begin
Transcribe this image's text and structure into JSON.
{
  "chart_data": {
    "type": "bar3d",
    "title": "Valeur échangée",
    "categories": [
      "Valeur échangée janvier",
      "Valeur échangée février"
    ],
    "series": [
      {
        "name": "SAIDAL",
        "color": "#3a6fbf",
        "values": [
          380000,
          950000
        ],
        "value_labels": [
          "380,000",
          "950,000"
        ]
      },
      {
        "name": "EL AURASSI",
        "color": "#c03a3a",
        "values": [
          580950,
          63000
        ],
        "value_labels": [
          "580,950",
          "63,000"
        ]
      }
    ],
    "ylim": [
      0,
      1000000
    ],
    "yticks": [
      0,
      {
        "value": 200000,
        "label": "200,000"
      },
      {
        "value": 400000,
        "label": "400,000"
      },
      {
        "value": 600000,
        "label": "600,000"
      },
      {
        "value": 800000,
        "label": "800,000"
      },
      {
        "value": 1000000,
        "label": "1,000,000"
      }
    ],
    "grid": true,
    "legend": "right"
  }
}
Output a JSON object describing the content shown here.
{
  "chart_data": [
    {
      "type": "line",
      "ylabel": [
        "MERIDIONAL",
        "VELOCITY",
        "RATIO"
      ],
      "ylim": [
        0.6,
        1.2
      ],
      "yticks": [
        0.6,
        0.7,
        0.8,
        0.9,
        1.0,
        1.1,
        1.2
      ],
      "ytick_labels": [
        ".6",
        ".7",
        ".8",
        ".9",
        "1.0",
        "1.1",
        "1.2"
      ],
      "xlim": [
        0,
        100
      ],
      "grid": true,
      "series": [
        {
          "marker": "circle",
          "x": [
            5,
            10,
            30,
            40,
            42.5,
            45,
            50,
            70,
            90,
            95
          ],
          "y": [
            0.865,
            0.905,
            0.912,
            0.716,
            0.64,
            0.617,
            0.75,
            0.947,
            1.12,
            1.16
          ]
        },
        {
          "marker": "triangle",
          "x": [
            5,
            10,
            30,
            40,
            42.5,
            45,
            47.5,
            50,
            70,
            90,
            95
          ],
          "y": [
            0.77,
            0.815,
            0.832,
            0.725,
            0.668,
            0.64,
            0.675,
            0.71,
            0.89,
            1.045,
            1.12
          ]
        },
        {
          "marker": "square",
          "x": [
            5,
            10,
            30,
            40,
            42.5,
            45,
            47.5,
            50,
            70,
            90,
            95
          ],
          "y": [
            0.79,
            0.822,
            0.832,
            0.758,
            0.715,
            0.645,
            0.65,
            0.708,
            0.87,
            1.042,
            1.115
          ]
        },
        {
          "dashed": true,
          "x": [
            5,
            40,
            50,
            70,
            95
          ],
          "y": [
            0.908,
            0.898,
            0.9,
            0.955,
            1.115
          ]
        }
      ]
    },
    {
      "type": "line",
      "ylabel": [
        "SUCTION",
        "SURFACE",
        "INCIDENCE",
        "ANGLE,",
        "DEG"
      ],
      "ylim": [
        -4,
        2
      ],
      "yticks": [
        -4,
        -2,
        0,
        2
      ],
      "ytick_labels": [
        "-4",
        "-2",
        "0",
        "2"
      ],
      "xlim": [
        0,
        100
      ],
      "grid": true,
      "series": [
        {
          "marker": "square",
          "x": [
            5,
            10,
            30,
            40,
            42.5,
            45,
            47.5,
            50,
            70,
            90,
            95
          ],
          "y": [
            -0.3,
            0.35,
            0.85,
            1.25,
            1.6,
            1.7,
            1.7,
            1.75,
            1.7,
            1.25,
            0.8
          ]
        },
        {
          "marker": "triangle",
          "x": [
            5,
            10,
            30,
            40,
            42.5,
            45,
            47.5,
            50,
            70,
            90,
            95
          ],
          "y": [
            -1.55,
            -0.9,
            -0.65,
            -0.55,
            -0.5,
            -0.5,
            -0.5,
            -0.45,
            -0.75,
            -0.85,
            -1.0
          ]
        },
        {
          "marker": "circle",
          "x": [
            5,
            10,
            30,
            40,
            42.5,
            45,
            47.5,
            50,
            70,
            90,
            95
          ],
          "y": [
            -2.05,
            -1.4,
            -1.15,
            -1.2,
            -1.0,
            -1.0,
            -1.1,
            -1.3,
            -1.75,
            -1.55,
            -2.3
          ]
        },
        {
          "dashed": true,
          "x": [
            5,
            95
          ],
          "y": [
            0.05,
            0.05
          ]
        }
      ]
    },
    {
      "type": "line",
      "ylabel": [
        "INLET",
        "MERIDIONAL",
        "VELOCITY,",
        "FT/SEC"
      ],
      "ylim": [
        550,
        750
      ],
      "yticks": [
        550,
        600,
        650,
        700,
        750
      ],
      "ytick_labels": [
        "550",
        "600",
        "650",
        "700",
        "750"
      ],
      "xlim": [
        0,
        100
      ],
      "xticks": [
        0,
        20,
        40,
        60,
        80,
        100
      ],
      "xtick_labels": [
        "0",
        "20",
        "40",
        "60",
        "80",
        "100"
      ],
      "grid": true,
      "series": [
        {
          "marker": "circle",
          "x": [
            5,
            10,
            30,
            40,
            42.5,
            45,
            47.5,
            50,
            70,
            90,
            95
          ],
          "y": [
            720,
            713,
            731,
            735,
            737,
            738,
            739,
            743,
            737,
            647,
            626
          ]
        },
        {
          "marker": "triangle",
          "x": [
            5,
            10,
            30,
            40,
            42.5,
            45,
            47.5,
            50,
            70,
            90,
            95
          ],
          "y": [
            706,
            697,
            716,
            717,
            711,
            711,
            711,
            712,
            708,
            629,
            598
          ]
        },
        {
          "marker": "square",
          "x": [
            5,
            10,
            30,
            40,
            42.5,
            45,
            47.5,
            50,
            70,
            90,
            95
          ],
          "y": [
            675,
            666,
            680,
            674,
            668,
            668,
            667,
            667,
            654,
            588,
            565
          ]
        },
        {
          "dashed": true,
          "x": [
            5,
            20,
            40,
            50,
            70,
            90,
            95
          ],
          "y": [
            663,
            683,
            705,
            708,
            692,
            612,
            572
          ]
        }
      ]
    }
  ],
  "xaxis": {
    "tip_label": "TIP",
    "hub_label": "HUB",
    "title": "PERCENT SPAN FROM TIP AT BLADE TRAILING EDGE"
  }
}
end
Set down the entries verbatim, leaving none out.

Transcribe this image's text and structure into JSON.
{
  "chart_data": {
    "type": "bar3d",
    "title": "Valeur échangée",
    "categories": [
      "Valeur échangée janvier",
      "Valeur échangée février"
    ],
    "series": [
      {
        "name": "SAIDAL",
        "color": "#3a6fbf",
        "values": [
          380000,
          950000
        ],
        "value_labels": [
          "380,000",
          "950,000"
        ]
      },
      {
        "name": "EL AURASSI",
        "color": "#c03a3a",
        "values": [
          580950,
          63000
        ],
        "value_labels": [
          "580,950",
          "63,000"
        ]
      }
    ],
    "ylim": [
      0,
      1000000
    ],
    "yticks": [
      0,
      {
        "value": 200000,
        "label": "200,000"
      },
      {
        "value": 400000,
        "label": "400,000"
      },
      {
        "value": 600000,
        "label": "600,000"
      },
      {
        "value": 800000,
        "label": "800,000"
      },
      {
        "value": 1000000,
        "label": "1,000,000"
      }
    ],
    "grid": true,
    "legend": "right"
  }
}
Output a JSON object describing the content shown here.
{
  "chart_data": [
    {
      "type": "line",
      "ylabel": [
        "MERIDIONAL",
        "VELOCITY",
        "RATIO"
      ],
      "ylim": [
        0.6,
        1.2
      ],
      "yticks": [
        0.6,
        0.7,
        0.8,
        0.9,
        1.0,
        1.1,
        1.2
      ],
      "ytick_labels": [
        ".6",
        ".7",
        ".8",
        ".9",
        "1.0",
        "1.1",
        "1.2"
      ],
      "xlim": [
        0,
        100
      ],
      "grid": true,
      "series": [
        {
          "marker": "circle",
          "x": [
            5,
            10,
            30,
            40,
            42.5,
            45,
            50,
            70,
            90,
            95
          ],
          "y": [
            0.865,
            0.905,
            0.912,
            0.716,
            0.64,
            0.617,
            0.75,
            0.947,
            1.12,
            1.16
          ]
        },
        {
          "marker": "triangle",
          "x": [
            5,
            10,
            30,
            40,
            42.5,
            45,
            47.5,
            50,
            70,
            90,
            95
          ],
          "y": [
            0.77,
            0.815,
            0.832,
            0.725,
            0.668,
            0.64,
            0.675,
            0.71,
            0.89,
            1.045,
            1.12
          ]
        },
        {
          "marker": "square",
          "x": [
            5,
            10,
            30,
            40,
            42.5,
            45,
            47.5,
            50,
            70,
            90,
            95
          ],
          "y": [
            0.79,
            0.822,
            0.832,
            0.758,
            0.715,
            0.645,
            0.65,
            0.708,
            0.87,
            1.042,
            1.115
          ]
        },
        {
          "dashed": true,
          "x": [
            5,
            40,
            50,
            70,
            95
          ],
          "y": [
            0.908,
            0.898,
            0.9,
            0.955,
            1.115
          ]
        }
      ]
    },
    {
      "type": "line",
      "ylabel": [
        "SUCTION",
        "SURFACE",
        "INCIDENCE",
        "ANGLE,",
        "DEG"
      ],
      "ylim": [
        -4,
        2
      ],
      "yticks": [
        -4,
        -2,
        0,
        2
      ],
      "ytick_labels": [
        "-4",
        "-2",
        "0",
        "2"
      ],
      "xlim": [
        0,
        100
      ],
      "grid": true,
      "series": [
        {
          "marker": "square",
          "x": [
            5,
            10,
            30,
            40,
            42.5,
            45,
            47.5,
            50,
            70,
            90,
            95
          ],
          "y": [
            -0.3,
            0.35,
            0.85,
            1.25,
            1.6,
            1.7,
            1.7,
            1.75,
            1.7,
            1.25,
            0.8
          ]
        },
        {
          "marker": "triangle",
          "x": [
            5,
            10,
            30,
            40,
            42.5,
            45,
            47.5,
            50,
            70,
            90,
            95
          ],
          "y": [
            -1.55,
            -0.9,
            -0.65,
            -0.55,
            -0.5,
            -0.5,
            -0.5,
            -0.45,
            -0.75,
            -0.85,
            -1.0
          ]
        },
        {
          "marker": "circle",
          "x": [
            5,
            10,
            30,
            40,
            42.5,
            45,
            47.5,
            50,
            70,
            90,
            95
          ],
          "y": [
            -2.05,
            -1.4,
            -1.15,
            -1.2,
            -1.0,
            -1.0,
            -1.1,
            -1.3,
            -1.75,
            -1.55,
            -2.3
          ]
        },
        {
          "dashed": true,
          "x": [
            5,
            95
          ],
          "y": [
            0.05,
            0.05
          ]
        }
      ]
    },
    {
      "type": "line",
      "ylabel": [
        "INLET",
        "MERIDIONAL",
        "VELOCITY,",
        "FT/SEC"
      ],
      "ylim": [
        550,
        750
      ],
      "yticks": [
        550,
        600,
        650,
        700,
        750
      ],
      "ytick_labels": [
        "550",
        "600",
        "650",
        "700",
        "750"
      ],
      "xlim": [
        0,
        100
      ],
      "xticks": [
        0,
        20,
        40,
        60,
        80,
        100
      ],
      "xtick_labels": [
        "0",
        "20",
        "40",
        "60",
        "80",
        "100"
      ],
      "grid": true,
      "series": [
        {
          "marker": "circle",
          "x": [
            5,
            10,
            30,
            40,
            42.5,
            45,
            47.5,
            50,
            70,
            90,
            95
          ],
          "y": [
            720,
            713,
            731,
            735,
            737,
            738,
            739,
            743,
            737,
            647,
            626
          ]
        },
        {
          "marker": "triangle",
          "x": [
            5,
            10,
            30,
            40,
            42.5,
            45,
            47.5,
            50,
            70,
            90,
            95
          ],
          "y": [
            706,
            697,
            716,
            717,
            711,
            711,
            711,
            712,
            708,
            629,
            598
          ]
        },
        {
          "marker": "square",
          "x": [
            5,
            10,
            30,
            40,
            42.5,
            45,
            47.5,
            50,
            70,
            90,
            95
          ],
          "y": [
            675,
            666,
            680,
            674,
            668,
            668,
            667,
            667,
            654,
            588,
            565
          ]
        },
        {
          "dashed": true,
          "x": [
            5,
            20,
            40,
            50,
            70,
            90,
            95
          ],
          "y": [
            663,
            683,
            705,
            708,
            692,
            612,
            572
          ]
        }
      ]
    }
  ],
  "xaxis": {
    "tip_label": "TIP",
    "hub_label": "HUB",
    "title": "PERCENT SPAN FROM TIP AT BLADE TRAILING EDGE"
  }
}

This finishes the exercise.